- **Records provided**:
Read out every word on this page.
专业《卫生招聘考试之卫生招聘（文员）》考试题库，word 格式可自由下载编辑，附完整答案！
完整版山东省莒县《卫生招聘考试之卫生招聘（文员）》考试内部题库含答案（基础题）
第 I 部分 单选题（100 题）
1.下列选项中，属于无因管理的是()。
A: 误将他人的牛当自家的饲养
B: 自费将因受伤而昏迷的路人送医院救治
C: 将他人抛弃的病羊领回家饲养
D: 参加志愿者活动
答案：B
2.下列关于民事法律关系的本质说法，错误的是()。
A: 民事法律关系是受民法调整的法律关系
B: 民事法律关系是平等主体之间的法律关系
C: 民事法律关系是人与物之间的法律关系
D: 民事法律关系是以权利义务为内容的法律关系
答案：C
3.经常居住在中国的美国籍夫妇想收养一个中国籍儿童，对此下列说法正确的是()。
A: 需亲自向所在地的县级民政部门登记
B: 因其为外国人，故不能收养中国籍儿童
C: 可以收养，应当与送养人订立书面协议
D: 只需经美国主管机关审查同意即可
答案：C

==

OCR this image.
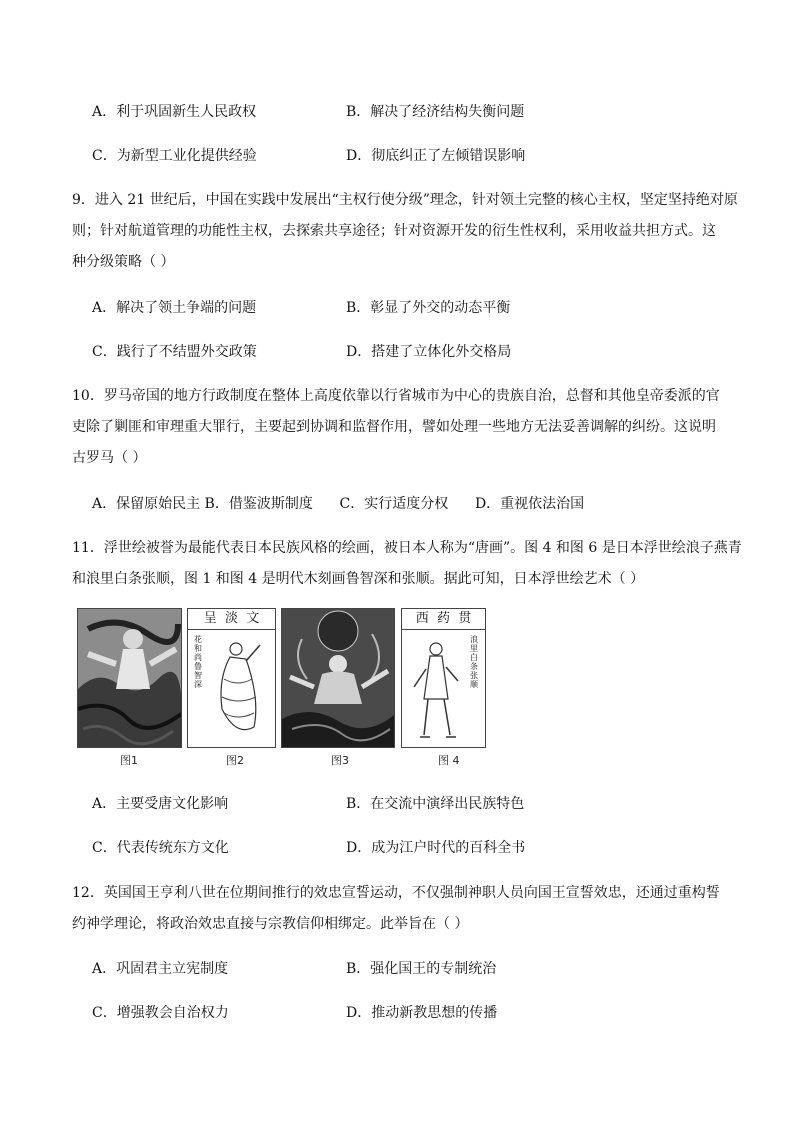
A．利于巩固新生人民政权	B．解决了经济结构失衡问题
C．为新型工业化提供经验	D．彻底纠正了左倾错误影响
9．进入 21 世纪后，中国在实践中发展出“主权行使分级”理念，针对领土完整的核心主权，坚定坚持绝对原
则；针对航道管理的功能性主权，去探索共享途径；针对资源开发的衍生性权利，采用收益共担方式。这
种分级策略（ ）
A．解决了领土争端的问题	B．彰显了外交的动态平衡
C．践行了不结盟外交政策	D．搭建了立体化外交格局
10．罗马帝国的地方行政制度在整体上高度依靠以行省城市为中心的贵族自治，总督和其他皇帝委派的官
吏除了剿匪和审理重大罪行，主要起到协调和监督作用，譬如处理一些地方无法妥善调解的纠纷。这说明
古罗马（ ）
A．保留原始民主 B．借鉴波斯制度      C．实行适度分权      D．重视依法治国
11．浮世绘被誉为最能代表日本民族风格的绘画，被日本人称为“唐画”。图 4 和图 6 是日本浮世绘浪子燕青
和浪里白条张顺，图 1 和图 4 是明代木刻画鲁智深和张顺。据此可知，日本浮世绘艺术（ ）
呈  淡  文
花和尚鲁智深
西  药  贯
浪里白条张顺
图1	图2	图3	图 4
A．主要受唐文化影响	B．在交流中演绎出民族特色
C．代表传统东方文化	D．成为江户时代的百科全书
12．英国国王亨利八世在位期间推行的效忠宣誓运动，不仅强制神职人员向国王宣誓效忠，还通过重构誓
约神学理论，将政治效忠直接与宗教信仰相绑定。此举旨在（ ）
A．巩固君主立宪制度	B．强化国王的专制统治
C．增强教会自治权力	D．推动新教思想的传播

...

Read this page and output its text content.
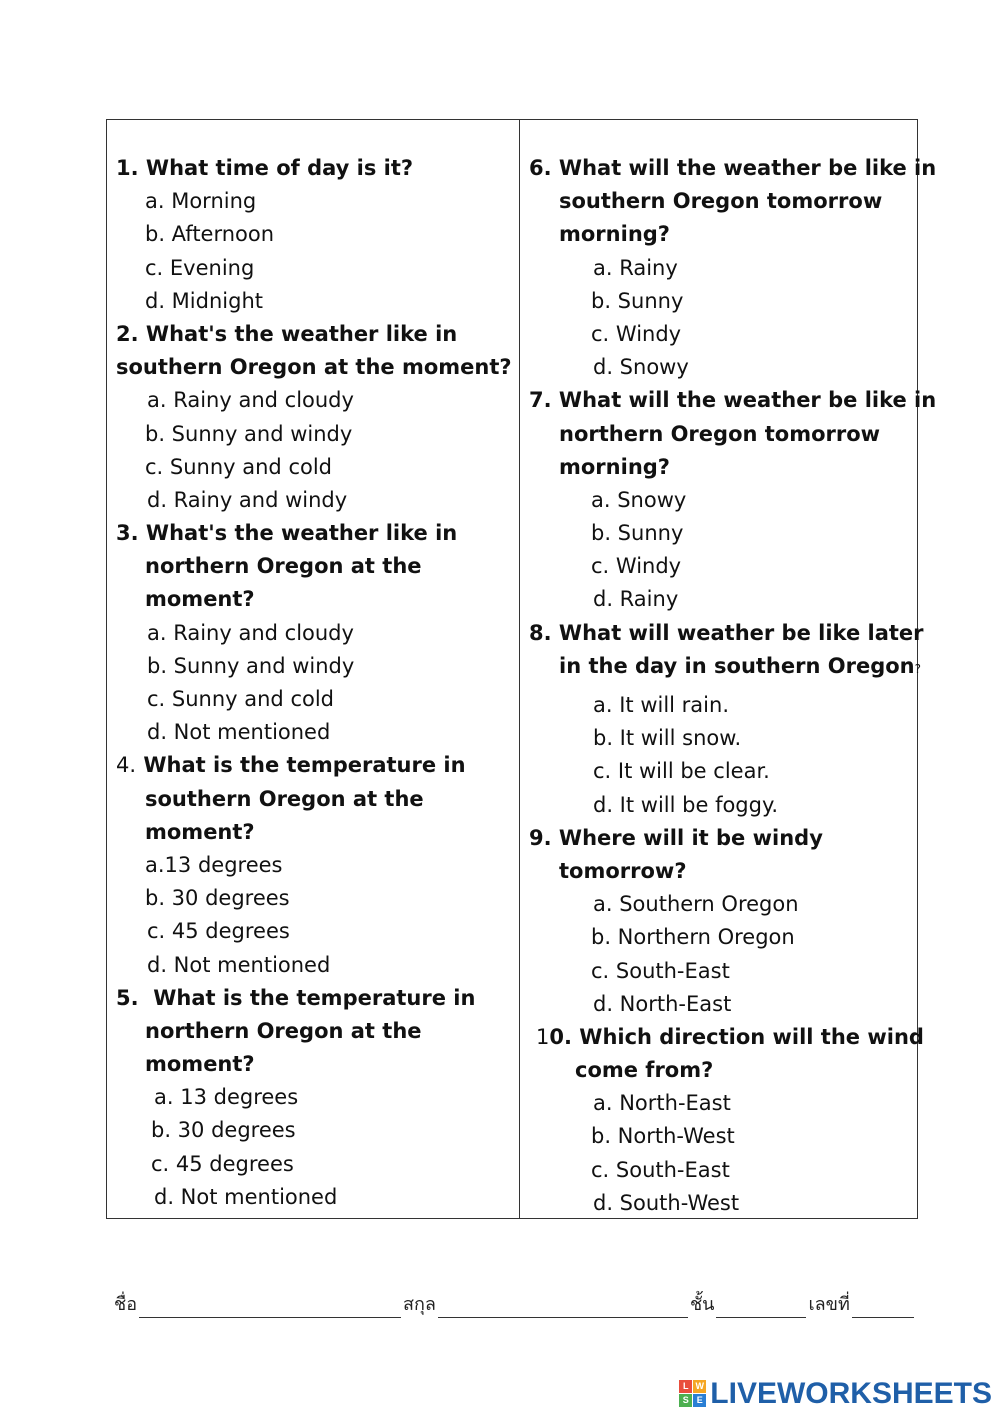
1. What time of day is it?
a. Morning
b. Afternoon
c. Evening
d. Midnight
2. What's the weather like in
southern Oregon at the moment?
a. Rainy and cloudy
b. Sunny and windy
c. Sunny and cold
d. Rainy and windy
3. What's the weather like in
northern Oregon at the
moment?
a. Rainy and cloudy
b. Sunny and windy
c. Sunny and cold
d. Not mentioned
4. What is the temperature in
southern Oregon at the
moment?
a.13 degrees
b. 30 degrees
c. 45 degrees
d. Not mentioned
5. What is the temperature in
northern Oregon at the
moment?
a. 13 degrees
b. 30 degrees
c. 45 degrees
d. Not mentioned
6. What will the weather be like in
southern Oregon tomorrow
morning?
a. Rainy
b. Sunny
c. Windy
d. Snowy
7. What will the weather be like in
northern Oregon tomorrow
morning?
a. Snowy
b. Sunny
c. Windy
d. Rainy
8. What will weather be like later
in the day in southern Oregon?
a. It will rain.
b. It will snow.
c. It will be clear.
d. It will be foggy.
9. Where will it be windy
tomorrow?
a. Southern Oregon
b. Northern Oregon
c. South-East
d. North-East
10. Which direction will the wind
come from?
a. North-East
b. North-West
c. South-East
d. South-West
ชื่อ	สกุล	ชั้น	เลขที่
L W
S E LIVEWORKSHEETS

- **Task requirements**:
Which lines in the data above contain "tomorrow"? Show each one.

- **Complete response**:
southern Oregon tomorrow
northern Oregon tomorrow
tomorrow?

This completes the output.